■ Instructions for the task ■
Output all the material that follows, exactly as given.

■ Provided material ■
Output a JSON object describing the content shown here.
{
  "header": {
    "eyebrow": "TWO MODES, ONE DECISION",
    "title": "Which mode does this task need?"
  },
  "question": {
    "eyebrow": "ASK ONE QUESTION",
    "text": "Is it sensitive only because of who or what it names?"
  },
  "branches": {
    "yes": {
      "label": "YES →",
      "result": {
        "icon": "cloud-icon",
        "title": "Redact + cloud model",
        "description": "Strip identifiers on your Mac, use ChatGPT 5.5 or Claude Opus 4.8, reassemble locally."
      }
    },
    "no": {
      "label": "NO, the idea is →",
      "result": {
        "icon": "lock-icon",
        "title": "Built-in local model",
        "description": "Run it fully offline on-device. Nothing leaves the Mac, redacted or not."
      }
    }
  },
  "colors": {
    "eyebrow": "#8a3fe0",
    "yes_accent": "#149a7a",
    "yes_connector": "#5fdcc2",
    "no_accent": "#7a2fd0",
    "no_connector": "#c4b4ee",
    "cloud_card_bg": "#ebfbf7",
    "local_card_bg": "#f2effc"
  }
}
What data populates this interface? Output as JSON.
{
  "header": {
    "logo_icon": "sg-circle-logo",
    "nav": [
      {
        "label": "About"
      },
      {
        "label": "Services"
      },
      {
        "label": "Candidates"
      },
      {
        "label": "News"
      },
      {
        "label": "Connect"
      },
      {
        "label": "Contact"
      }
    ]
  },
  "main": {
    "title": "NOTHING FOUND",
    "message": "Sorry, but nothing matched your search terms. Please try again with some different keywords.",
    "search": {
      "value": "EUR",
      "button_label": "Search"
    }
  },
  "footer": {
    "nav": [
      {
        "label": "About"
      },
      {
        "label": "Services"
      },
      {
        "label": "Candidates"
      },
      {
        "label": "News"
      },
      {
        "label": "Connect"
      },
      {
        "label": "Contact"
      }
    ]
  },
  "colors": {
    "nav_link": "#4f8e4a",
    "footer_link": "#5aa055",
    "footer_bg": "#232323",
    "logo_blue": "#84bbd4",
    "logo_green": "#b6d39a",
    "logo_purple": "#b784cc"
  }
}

■ Response below ■
Output a JSON object describing the content shown here.
{
  "header": {
    "eyebrow": "TWO MODES, ONE DECISION",
    "title": "Which mode does this task need?"
  },
  "question": {
    "eyebrow": "ASK ONE QUESTION",
    "text": "Is it sensitive only because of who or what it names?"
  },
  "branches": {
    "yes": {
      "label": "YES →",
      "result": {
        "icon": "cloud-icon",
        "title": "Redact + cloud model",
        "description": "Strip identifiers on your Mac, use ChatGPT 5.5 or Claude Opus 4.8, reassemble locally."
      }
    },
    "no": {
      "label": "NO, the idea is →",
      "result": {
        "icon": "lock-icon",
        "title": "Built-in local model",
        "description": "Run it fully offline on-device. Nothing leaves the Mac, redacted or not."
      }
    }
  },
  "colors": {
    "eyebrow": "#8a3fe0",
    "yes_accent": "#149a7a",
    "yes_connector": "#5fdcc2",
    "no_accent": "#7a2fd0",
    "no_connector": "#c4b4ee",
    "cloud_card_bg": "#ebfbf7",
    "local_card_bg": "#f2effc"
  }
}
What data populates this interface? Output as JSON.
{
  "header": {
    "logo_icon": "sg-circle-logo",
    "nav": [
      {
        "label": "About"
      },
      {
        "label": "Services"
      },
      {
        "label": "Candidates"
      },
      {
        "label": "News"
      },
      {
        "label": "Connect"
      },
      {
        "label": "Contact"
      }
    ]
  },
  "main": {
    "title": "NOTHING FOUND",
    "message": "Sorry, but nothing matched your search terms. Please try again with some different keywords.",
    "search": {
      "value": "EUR",
      "button_label": "Search"
    }
  },
  "footer": {
    "nav": [
      {
        "label": "About"
      },
      {
        "label": "Services"
      },
      {
        "label": "Candidates"
      },
      {
        "label": "News"
      },
      {
        "label": "Connect"
      },
      {
        "label": "Contact"
      }
    ]
  },
  "colors": {
    "nav_link": "#4f8e4a",
    "footer_link": "#5aa055",
    "footer_bg": "#232323",
    "logo_blue": "#84bbd4",
    "logo_green": "#b6d39a",
    "logo_purple": "#b784cc"
  }
}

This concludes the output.